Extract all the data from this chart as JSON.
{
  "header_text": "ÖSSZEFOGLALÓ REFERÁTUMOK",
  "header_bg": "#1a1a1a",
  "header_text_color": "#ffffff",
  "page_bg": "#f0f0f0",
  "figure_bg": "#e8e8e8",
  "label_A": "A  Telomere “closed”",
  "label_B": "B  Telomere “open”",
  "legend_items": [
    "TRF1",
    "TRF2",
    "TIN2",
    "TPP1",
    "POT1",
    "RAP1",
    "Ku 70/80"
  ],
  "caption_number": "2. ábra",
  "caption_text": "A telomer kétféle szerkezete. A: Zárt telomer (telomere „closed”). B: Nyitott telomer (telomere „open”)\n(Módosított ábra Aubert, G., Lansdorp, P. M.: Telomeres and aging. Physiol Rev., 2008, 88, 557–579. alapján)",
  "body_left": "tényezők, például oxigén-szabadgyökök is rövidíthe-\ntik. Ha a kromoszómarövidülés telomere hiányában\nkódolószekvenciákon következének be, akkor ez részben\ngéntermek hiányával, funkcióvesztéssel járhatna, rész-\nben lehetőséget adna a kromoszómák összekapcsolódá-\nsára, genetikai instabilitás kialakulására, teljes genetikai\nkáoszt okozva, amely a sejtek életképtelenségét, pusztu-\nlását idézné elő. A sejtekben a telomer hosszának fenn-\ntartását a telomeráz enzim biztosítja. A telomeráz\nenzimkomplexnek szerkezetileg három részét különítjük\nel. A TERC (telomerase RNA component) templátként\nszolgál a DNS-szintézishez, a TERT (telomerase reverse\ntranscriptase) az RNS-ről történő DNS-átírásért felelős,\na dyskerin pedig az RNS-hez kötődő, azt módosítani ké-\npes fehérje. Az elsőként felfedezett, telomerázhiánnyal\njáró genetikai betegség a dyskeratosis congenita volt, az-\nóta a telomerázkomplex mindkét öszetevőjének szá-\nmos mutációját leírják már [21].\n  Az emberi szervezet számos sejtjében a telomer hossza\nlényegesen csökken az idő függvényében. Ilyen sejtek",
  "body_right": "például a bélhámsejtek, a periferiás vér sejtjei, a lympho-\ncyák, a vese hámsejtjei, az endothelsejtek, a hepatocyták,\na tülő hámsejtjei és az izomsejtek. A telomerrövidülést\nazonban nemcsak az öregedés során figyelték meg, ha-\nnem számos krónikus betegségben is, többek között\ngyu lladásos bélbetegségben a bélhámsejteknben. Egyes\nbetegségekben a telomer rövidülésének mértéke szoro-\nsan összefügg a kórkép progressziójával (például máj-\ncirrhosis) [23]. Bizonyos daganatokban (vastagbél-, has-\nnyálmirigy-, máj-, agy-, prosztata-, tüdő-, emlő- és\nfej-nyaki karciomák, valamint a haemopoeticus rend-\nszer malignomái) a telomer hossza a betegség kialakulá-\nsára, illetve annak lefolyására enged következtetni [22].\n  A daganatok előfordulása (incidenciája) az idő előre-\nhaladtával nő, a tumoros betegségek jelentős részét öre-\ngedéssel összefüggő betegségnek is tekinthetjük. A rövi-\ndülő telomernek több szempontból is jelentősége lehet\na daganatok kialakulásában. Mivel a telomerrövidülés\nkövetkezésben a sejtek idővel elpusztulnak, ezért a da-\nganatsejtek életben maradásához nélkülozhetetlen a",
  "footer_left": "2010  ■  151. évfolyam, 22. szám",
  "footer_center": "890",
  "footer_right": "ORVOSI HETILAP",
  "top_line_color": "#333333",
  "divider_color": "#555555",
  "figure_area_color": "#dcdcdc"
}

### WHAT YOU NEED TO DO
Among the entries above, which lines include "sejtek"? List them all.

### FINISHED TASK
  "body_left": "tényezők, például oxigén-szabadgyökök is rövidíthe-\ntik. Ha a kromoszómarövidülés telomere hiányában\nkódolószekvenciákon következének be, akkor ez részben\ngéntermek hiányával, funkcióvesztéssel járhatna, rész-\nben lehetőséget adna a kromoszómák összekapcsolódá-\nsára, genetikai instabilitás kialakulására, teljes genetikai\nkáoszt okozva, amely a sejtek életképtelenségét, pusztu-\nlását idézné elő. A sejtekben a telomer hosszának fenn-\ntartását a telomeráz enzim biztosítja. A telomeráz\nenzimkomplexnek szerkezetileg három részét különítjük\nel. A TERC (telomerase RNA component) templátként\nszolgál a DNS-szintézishez, a TERT (telomerase reverse\ntranscriptase) az RNS-ről történő DNS-átírásért felelős,\na dyskerin pedig az RNS-hez kötődő, azt módosítani ké-\npes fehérje. Az elsőként felfedezett, telomerázhiánnyal\njáró genetikai betegség a dyskeratosis congenita volt, az-\nóta a telomerázkomplex mindkét öszetevőjének szá-\nmos mutációját leírják már [21].\n  Az emberi szervezet számos sejtjében a telomer hossza\nlényegesen csökken az idő függvényében. Ilyen sejtek",
  "body_right": "például a bélhámsejtek, a periferiás vér sejtjei, a lympho-\ncyák, a vese hámsejtjei, az endothelsejtek, a hepatocyták,\na tülő hámsejtjei és az izomsejtek. A telomerrövidülést\nazonban nemcsak az öregedés során figyelték meg, ha-\nnem számos krónikus betegségben is, többek között\ngyu lladásos bélbetegségben a bélhámsejteknben. Egyes\nbetegségekben a telomer rövidülésének mértéke szoro-\nsan összefügg a kórkép progressziójával (például máj-\ncirrhosis) [23]. Bizonyos daganatokban (vastagbél-, has-\nnyálmirigy-, máj-, agy-, prosztata-, tüdő-, emlő- és\nfej-nyaki karciomák, valamint a haemopoeticus rend-\nszer malignomái) a telomer hossza a betegség kialakulá-\nsára, illetve annak lefolyására enged következtetni [22].\n  A daganatok előfordulása (incidenciája) az idő előre-\nhaladtával nő, a tumoros betegségek jelentős részét öre-\ngedéssel összefüggő betegségnek is tekinthetjük. A rövi-\ndülő telomernek több szempontból is jelentősége lehet\na daganatok kialakulásában. Mivel a telomerrövidülés\nkövetkezésben a sejtek idővel elpusztulnak, ezért a da-\nganatsejtek életben maradásához nélkülozhetetlen a",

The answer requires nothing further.